◆ **Exercise requirements**
Write out the data below exactly as given, without any of its pictures.
'''
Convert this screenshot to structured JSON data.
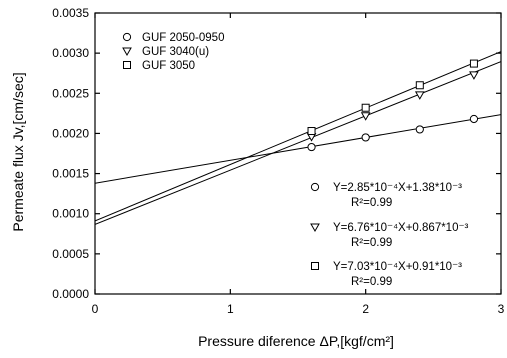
{
  "chart_data": {
    "type": "scatter",
    "xlabel": "Pressure diference ΔP,[kgf/cm²]",
    "ylabel": "Permeate flux Jv,[cm/sec]",
    "xlim": [
      0,
      3
    ],
    "ylim": [
      0,
      0.0035
    ],
    "x_ticks": [
      "0",
      "1",
      "2",
      "3"
    ],
    "y_ticks": [
      "0.0000",
      "0.0005",
      "0.0010",
      "0.0015",
      "0.0020",
      "0.0025",
      "0.0030",
      "0.0035"
    ],
    "x_tick_values": [
      0,
      1,
      2,
      3
    ],
    "y_tick_values": [
      0,
      0.0005,
      0.001,
      0.0015,
      0.002,
      0.0025,
      0.003,
      0.0035
    ],
    "legend_position": "top-left",
    "grid": false,
    "series": [
      {
        "name": "GUF 2050-0950",
        "marker": "circle",
        "x": [
          1.6,
          2.0,
          2.4,
          2.8
        ],
        "y": [
          0.00183,
          0.00195,
          0.00205,
          0.00218
        ],
        "fit": {
          "slope": 0.000285,
          "intercept": 0.00138
        },
        "equation": "Y=2.85*10⁻⁴X+1.38*10⁻³",
        "r2": "R²=0.99"
      },
      {
        "name": "GUF 3040(u)",
        "marker": "triangle-down",
        "x": [
          1.6,
          2.0,
          2.4,
          2.8
        ],
        "y": [
          0.00196,
          0.00222,
          0.00248,
          0.00273
        ],
        "fit": {
          "slope": 0.000676,
          "intercept": 0.000867
        },
        "equation": "Y=6.76*10⁻⁴X+0.867*10⁻³",
        "r2": "R²=0.99"
      },
      {
        "name": "GUF 3050",
        "marker": "square",
        "x": [
          1.6,
          2.0,
          2.4,
          2.8
        ],
        "y": [
          0.00203,
          0.00232,
          0.0026,
          0.00287
        ],
        "fit": {
          "slope": 0.000703,
          "intercept": 0.00091
        },
        "equation": "Y=7.03*10⁻⁴X+0.91*10⁻³",
        "r2": "R²=0.99"
      }
    ]
  }
}
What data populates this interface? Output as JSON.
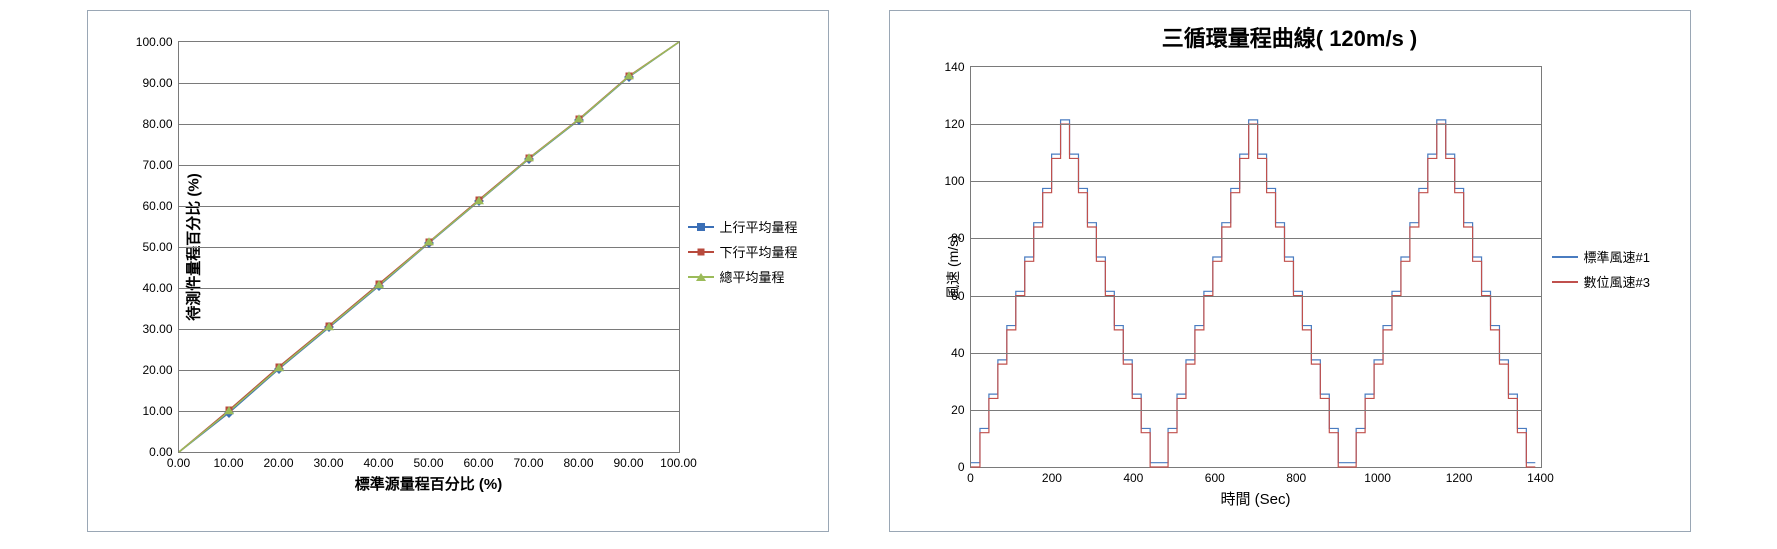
{
  "left_chart": {
    "type": "line-scatter",
    "x_label": "標準源量程百分比 (%)",
    "y_label": "待測件量程百分比 (%)",
    "xlim": [
      0,
      100
    ],
    "ylim": [
      0,
      100
    ],
    "xtick_step": 10,
    "ytick_step": 10,
    "xick_decimals": 2,
    "tick_fontsize": 12,
    "label_fontsize": 15,
    "grid_color": "#7a7a7a",
    "plot_border_color": "#7a7a7a",
    "background_color": "#ffffff",
    "series": [
      {
        "name": "上行平均量程",
        "color": "#3b6fb6",
        "marker": "diamond",
        "line_width": 1.5,
        "x": [
          0,
          10,
          20,
          30,
          40,
          50,
          60,
          70,
          80,
          90,
          100
        ],
        "y": [
          0,
          9.6,
          20.3,
          30.4,
          40.5,
          51.0,
          61.2,
          71.5,
          81.0,
          91.5,
          100
        ]
      },
      {
        "name": "下行平均量程",
        "color": "#b84a3d",
        "marker": "square",
        "line_width": 1.5,
        "x": [
          0,
          10,
          20,
          30,
          40,
          50,
          60,
          70,
          80,
          90,
          100
        ],
        "y": [
          0,
          10.2,
          20.8,
          30.8,
          41.0,
          51.2,
          61.5,
          71.7,
          81.2,
          91.7,
          100
        ]
      },
      {
        "name": "總平均量程",
        "color": "#9bbb59",
        "marker": "triangle",
        "line_width": 1.5,
        "x": [
          0,
          10,
          20,
          30,
          40,
          50,
          60,
          70,
          80,
          90,
          100
        ],
        "y": [
          0,
          9.9,
          20.5,
          30.6,
          40.7,
          51.1,
          61.3,
          71.6,
          81.1,
          91.6,
          100
        ]
      }
    ],
    "legend_position": "right"
  },
  "right_chart": {
    "type": "line",
    "title": "三循環量程曲線( 120m/s )",
    "title_fontsize": 22,
    "x_label": "時間 (Sec)",
    "y_label": "風速 (m/s)",
    "xlim": [
      0,
      1400
    ],
    "ylim": [
      0,
      140
    ],
    "xtick_step": 200,
    "ytick_step": 20,
    "tick_fontsize": 12,
    "label_fontsize": 14,
    "grid_color": "#7a7a7a",
    "plot_border_color": "#7a7a7a",
    "background_color": "#ffffff",
    "staircase": {
      "period_sec": 490,
      "levels_up": [
        0,
        12,
        24,
        36,
        48,
        60,
        72,
        84,
        96,
        108,
        120
      ],
      "dwell_sec": 22,
      "cycles": 3
    },
    "series": [
      {
        "name": "標準風速#1",
        "color": "#4a7cc0",
        "line_width": 1.2,
        "offset": 1.5
      },
      {
        "name": "數位風速#3",
        "color": "#c0504d",
        "line_width": 1.2,
        "offset": 0
      }
    ],
    "legend_position": "right"
  }
}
'''
◆ **Exercise response**
Convert this screenshot to structured JSON data.
{
  "chart_data": {
    "type": "scatter",
    "xlabel": "Pressure diference ΔP,[kgf/cm²]",
    "ylabel": "Permeate flux Jv,[cm/sec]",
    "xlim": [
      0,
      3
    ],
    "ylim": [
      0,
      0.0035
    ],
    "x_ticks": [
      "0",
      "1",
      "2",
      "3"
    ],
    "y_ticks": [
      "0.0000",
      "0.0005",
      "0.0010",
      "0.0015",
      "0.0020",
      "0.0025",
      "0.0030",
      "0.0035"
    ],
    "x_tick_values": [
      0,
      1,
      2,
      3
    ],
    "y_tick_values": [
      0,
      0.0005,
      0.001,
      0.0015,
      0.002,
      0.0025,
      0.003,
      0.0035
    ],
    "legend_position": "top-left",
    "grid": false,
    "series": [
      {
        "name": "GUF 2050-0950",
        "marker": "circle",
        "x": [
          1.6,
          2.0,
          2.4,
          2.8
        ],
        "y": [
          0.00183,
          0.00195,
          0.00205,
          0.00218
        ],
        "fit": {
          "slope": 0.000285,
          "intercept": 0.00138
        },
        "equation": "Y=2.85*10⁻⁴X+1.38*10⁻³",
        "r2": "R²=0.99"
      },
      {
        "name": "GUF 3040(u)",
        "marker": "triangle-down",
        "x": [
          1.6,
          2.0,
          2.4,
          2.8
        ],
        "y": [
          0.00196,
          0.00222,
          0.00248,
          0.00273
        ],
        "fit": {
          "slope": 0.000676,
          "intercept": 0.000867
        },
        "equation": "Y=6.76*10⁻⁴X+0.867*10⁻³",
        "r2": "R²=0.99"
      },
      {
        "name": "GUF 3050",
        "marker": "square",
        "x": [
          1.6,
          2.0,
          2.4,
          2.8
        ],
        "y": [
          0.00203,
          0.00232,
          0.0026,
          0.00287
        ],
        "fit": {
          "slope": 0.000703,
          "intercept": 0.00091
        },
        "equation": "Y=7.03*10⁻⁴X+0.91*10⁻³",
        "r2": "R²=0.99"
      }
    ]
  }
}
What data populates this interface? Output as JSON.
{
  "left_chart": {
    "type": "line-scatter",
    "x_label": "標準源量程百分比 (%)",
    "y_label": "待測件量程百分比 (%)",
    "xlim": [
      0,
      100
    ],
    "ylim": [
      0,
      100
    ],
    "xtick_step": 10,
    "ytick_step": 10,
    "xick_decimals": 2,
    "tick_fontsize": 12,
    "label_fontsize": 15,
    "grid_color": "#7a7a7a",
    "plot_border_color": "#7a7a7a",
    "background_color": "#ffffff",
    "series": [
      {
        "name": "上行平均量程",
        "color": "#3b6fb6",
        "marker": "diamond",
        "line_width": 1.5,
        "x": [
          0,
          10,
          20,
          30,
          40,
          50,
          60,
          70,
          80,
          90,
          100
        ],
        "y": [
          0,
          9.6,
          20.3,
          30.4,
          40.5,
          51.0,
          61.2,
          71.5,
          81.0,
          91.5,
          100
        ]
      },
      {
        "name": "下行平均量程",
        "color": "#b84a3d",
        "marker": "square",
        "line_width": 1.5,
        "x": [
          0,
          10,
          20,
          30,
          40,
          50,
          60,
          70,
          80,
          90,
          100
        ],
        "y": [
          0,
          10.2,
          20.8,
          30.8,
          41.0,
          51.2,
          61.5,
          71.7,
          81.2,
          91.7,
          100
        ]
      },
      {
        "name": "總平均量程",
        "color": "#9bbb59",
        "marker": "triangle",
        "line_width": 1.5,
        "x": [
          0,
          10,
          20,
          30,
          40,
          50,
          60,
          70,
          80,
          90,
          100
        ],
        "y": [
          0,
          9.9,
          20.5,
          30.6,
          40.7,
          51.1,
          61.3,
          71.6,
          81.1,
          91.6,
          100
        ]
      }
    ],
    "legend_position": "right"
  },
  "right_chart": {
    "type": "line",
    "title": "三循環量程曲線( 120m/s )",
    "title_fontsize": 22,
    "x_label": "時間 (Sec)",
    "y_label": "風速 (m/s)",
    "xlim": [
      0,
      1400
    ],
    "ylim": [
      0,
      140
    ],
    "xtick_step": 200,
    "ytick_step": 20,
    "tick_fontsize": 12,
    "label_fontsize": 14,
    "grid_color": "#7a7a7a",
    "plot_border_color": "#7a7a7a",
    "background_color": "#ffffff",
    "staircase": {
      "period_sec": 490,
      "levels_up": [
        0,
        12,
        24,
        36,
        48,
        60,
        72,
        84,
        96,
        108,
        120
      ],
      "dwell_sec": 22,
      "cycles": 3
    },
    "series": [
      {
        "name": "標準風速#1",
        "color": "#4a7cc0",
        "line_width": 1.2,
        "offset": 1.5
      },
      {
        "name": "數位風速#3",
        "color": "#c0504d",
        "line_width": 1.2,
        "offset": 0
      }
    ],
    "legend_position": "right"
  }
}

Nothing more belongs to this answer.